The exercise
Set out each line from the following listing that includes the word "Messages".

+++++

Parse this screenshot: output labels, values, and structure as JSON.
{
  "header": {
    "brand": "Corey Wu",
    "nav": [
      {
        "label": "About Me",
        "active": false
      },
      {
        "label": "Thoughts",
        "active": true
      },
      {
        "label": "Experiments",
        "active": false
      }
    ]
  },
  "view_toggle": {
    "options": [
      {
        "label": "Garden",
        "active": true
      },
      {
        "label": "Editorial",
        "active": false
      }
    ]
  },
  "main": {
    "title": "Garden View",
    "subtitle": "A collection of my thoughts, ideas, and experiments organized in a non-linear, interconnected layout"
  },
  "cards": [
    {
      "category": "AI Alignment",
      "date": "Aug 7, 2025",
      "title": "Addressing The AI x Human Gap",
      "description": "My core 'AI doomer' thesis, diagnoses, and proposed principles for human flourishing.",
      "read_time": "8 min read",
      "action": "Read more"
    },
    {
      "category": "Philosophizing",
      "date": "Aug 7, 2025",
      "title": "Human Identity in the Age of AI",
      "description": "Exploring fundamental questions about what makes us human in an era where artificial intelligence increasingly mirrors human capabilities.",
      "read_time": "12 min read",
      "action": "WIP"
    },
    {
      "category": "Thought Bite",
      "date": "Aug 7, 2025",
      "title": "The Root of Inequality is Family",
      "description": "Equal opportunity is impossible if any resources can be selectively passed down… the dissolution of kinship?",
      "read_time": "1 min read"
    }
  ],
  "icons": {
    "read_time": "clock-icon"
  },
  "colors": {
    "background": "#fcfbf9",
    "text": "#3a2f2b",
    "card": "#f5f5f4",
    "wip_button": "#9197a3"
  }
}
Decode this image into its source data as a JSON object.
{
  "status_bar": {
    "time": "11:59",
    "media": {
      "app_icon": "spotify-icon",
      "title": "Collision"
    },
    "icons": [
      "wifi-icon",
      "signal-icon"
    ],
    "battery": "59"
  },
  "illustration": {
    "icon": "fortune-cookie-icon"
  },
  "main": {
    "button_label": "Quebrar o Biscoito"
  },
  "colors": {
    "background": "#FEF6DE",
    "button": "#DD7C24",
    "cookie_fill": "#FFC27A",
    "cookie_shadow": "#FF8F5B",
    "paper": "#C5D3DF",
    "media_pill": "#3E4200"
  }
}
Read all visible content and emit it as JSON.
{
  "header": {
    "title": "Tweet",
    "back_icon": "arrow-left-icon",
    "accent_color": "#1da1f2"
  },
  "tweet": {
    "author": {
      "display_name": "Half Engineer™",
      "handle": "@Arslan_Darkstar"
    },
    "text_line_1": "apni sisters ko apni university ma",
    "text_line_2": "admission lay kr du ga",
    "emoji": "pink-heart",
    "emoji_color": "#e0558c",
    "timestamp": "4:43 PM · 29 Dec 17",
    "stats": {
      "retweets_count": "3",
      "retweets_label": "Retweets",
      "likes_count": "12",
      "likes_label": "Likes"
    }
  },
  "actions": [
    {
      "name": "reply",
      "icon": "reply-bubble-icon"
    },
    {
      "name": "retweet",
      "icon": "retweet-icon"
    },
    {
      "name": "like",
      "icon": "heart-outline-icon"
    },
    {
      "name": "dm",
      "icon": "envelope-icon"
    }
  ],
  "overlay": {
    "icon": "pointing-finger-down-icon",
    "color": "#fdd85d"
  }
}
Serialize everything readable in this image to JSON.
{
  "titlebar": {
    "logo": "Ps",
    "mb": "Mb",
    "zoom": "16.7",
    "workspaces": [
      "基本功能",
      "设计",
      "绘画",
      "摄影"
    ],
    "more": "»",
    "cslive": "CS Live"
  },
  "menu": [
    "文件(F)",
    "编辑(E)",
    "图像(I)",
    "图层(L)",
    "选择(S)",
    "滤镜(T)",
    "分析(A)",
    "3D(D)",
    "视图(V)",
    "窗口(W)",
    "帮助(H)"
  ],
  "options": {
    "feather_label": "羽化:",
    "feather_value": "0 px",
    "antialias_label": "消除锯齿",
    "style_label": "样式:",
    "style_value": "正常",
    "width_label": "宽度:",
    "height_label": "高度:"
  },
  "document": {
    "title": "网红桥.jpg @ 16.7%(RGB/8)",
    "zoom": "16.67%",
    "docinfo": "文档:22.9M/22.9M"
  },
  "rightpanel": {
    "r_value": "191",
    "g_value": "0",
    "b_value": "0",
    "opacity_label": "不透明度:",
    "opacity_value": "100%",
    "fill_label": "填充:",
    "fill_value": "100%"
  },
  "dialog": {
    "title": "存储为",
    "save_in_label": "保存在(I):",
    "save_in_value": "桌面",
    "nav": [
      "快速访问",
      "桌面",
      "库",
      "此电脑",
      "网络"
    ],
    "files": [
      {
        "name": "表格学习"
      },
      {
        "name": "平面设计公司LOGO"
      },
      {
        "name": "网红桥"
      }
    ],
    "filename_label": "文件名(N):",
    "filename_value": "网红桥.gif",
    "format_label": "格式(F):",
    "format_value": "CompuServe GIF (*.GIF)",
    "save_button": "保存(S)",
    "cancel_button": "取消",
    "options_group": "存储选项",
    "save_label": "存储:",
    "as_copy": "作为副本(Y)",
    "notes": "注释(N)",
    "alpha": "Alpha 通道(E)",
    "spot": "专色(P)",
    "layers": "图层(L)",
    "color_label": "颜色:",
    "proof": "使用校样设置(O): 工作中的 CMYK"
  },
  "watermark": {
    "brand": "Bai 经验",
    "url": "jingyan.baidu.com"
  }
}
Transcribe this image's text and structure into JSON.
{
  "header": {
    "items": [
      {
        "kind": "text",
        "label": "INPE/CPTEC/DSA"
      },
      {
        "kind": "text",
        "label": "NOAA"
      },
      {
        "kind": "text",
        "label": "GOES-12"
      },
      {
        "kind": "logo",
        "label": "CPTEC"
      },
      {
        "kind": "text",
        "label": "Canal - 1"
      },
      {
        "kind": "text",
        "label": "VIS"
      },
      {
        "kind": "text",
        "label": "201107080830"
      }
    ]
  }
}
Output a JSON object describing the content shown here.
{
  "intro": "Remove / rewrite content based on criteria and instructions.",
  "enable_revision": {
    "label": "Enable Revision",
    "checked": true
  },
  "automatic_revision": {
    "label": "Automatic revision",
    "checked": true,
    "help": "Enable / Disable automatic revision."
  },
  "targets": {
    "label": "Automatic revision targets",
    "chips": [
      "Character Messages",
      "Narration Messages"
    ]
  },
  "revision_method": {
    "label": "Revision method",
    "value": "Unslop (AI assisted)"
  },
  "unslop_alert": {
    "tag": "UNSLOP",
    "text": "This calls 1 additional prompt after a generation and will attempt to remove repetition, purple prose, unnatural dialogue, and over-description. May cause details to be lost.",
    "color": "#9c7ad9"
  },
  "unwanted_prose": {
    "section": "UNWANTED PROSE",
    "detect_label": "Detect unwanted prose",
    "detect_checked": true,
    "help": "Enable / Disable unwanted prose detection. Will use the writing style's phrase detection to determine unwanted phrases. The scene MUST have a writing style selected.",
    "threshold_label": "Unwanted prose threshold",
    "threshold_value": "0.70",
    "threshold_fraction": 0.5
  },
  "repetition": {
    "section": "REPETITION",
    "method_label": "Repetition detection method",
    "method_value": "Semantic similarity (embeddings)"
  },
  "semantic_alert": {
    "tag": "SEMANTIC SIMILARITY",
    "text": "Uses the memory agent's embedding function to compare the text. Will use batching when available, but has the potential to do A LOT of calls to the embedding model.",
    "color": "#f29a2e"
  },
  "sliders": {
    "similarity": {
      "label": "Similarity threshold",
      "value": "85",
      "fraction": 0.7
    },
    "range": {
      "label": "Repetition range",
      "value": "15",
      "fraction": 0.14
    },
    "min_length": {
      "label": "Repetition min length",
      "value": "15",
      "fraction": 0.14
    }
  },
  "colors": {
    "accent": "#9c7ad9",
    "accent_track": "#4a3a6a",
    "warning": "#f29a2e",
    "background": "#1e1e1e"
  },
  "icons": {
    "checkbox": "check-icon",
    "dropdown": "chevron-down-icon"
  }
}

+++++

Full response
      "Character Messages",
      "Narration Messages"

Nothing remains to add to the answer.